# DATASET EXCERPTS
* begin *

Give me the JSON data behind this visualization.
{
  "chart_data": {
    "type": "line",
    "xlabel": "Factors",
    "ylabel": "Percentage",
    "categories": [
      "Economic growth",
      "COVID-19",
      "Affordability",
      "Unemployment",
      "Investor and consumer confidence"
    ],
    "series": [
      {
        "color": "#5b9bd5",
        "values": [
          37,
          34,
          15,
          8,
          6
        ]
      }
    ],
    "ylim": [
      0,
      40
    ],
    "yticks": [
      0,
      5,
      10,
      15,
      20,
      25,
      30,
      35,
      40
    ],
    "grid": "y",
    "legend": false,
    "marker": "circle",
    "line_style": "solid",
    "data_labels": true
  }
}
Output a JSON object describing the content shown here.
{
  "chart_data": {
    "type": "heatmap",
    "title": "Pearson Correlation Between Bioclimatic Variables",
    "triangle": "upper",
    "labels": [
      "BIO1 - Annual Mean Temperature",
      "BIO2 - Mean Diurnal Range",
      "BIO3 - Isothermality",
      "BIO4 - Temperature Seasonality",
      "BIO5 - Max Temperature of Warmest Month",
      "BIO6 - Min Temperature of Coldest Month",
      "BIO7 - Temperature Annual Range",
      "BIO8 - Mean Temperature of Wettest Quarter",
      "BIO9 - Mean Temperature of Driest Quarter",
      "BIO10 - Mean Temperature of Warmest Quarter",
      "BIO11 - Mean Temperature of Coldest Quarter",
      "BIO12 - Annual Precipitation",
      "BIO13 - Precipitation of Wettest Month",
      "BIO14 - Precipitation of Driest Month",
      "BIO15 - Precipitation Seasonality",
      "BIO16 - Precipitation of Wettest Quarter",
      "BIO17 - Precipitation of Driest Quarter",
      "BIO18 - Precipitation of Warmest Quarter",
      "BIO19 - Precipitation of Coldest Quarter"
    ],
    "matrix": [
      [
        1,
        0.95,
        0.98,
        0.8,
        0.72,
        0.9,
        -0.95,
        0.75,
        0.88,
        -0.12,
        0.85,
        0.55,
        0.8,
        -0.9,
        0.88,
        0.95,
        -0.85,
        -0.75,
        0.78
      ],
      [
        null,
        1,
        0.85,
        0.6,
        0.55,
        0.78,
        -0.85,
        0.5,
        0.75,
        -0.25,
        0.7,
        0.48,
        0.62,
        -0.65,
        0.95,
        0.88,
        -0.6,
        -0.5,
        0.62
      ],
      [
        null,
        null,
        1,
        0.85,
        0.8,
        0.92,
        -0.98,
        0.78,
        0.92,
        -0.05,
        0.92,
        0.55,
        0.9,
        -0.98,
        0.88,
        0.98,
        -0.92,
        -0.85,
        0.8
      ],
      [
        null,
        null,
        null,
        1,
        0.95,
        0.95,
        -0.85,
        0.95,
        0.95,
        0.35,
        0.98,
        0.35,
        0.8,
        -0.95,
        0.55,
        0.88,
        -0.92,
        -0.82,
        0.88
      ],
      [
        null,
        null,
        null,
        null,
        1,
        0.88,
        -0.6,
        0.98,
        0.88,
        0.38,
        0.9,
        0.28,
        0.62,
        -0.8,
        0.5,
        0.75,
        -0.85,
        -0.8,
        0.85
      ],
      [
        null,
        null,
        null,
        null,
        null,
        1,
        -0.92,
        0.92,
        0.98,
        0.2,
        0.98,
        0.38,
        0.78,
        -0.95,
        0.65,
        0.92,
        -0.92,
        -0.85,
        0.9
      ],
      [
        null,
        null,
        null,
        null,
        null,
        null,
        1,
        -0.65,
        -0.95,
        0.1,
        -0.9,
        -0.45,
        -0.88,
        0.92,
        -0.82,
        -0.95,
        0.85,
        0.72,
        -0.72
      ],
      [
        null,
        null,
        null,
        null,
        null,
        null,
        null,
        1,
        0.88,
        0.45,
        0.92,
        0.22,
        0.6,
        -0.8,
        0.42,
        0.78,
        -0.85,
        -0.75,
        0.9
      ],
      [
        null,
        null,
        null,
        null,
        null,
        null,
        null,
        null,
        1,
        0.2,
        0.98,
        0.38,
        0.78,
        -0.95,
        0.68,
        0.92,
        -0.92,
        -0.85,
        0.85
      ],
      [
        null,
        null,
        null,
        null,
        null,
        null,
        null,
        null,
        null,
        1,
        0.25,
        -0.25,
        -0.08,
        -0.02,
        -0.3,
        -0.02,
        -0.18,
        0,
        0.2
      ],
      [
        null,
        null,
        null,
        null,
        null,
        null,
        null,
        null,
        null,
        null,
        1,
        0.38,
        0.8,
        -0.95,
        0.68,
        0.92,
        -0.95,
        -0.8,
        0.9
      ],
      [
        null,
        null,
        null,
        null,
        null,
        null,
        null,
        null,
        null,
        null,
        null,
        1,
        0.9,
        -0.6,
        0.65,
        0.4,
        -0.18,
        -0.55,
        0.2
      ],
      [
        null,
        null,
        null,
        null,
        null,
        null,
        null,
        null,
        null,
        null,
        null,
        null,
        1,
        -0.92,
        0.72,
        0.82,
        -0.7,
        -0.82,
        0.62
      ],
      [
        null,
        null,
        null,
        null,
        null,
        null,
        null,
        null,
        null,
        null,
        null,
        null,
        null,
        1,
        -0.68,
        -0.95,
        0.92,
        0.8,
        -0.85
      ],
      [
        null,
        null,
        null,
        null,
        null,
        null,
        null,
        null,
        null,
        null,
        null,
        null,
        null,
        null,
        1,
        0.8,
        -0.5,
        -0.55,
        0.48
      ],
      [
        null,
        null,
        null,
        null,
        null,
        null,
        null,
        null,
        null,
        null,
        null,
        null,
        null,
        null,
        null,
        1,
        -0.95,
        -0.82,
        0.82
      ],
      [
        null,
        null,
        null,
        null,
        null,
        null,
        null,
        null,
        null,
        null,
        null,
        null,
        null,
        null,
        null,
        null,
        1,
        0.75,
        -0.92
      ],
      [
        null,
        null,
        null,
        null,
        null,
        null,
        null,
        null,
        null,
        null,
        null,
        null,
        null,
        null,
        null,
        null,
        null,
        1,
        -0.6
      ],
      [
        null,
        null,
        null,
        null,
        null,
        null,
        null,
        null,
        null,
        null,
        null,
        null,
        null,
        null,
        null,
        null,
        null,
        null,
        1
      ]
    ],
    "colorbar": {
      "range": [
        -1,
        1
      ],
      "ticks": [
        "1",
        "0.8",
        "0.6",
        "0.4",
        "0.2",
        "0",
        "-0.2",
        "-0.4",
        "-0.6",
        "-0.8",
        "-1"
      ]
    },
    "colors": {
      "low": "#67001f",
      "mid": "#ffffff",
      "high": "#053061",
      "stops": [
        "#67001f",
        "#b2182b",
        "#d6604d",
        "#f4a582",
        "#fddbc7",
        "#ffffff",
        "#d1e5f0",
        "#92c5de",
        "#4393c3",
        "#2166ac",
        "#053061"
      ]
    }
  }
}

* end *

# WHAT YOU SHOULD DO
How many lines in the records above contain the word "Seasonality"? Give only the number.

# SOLUTION
2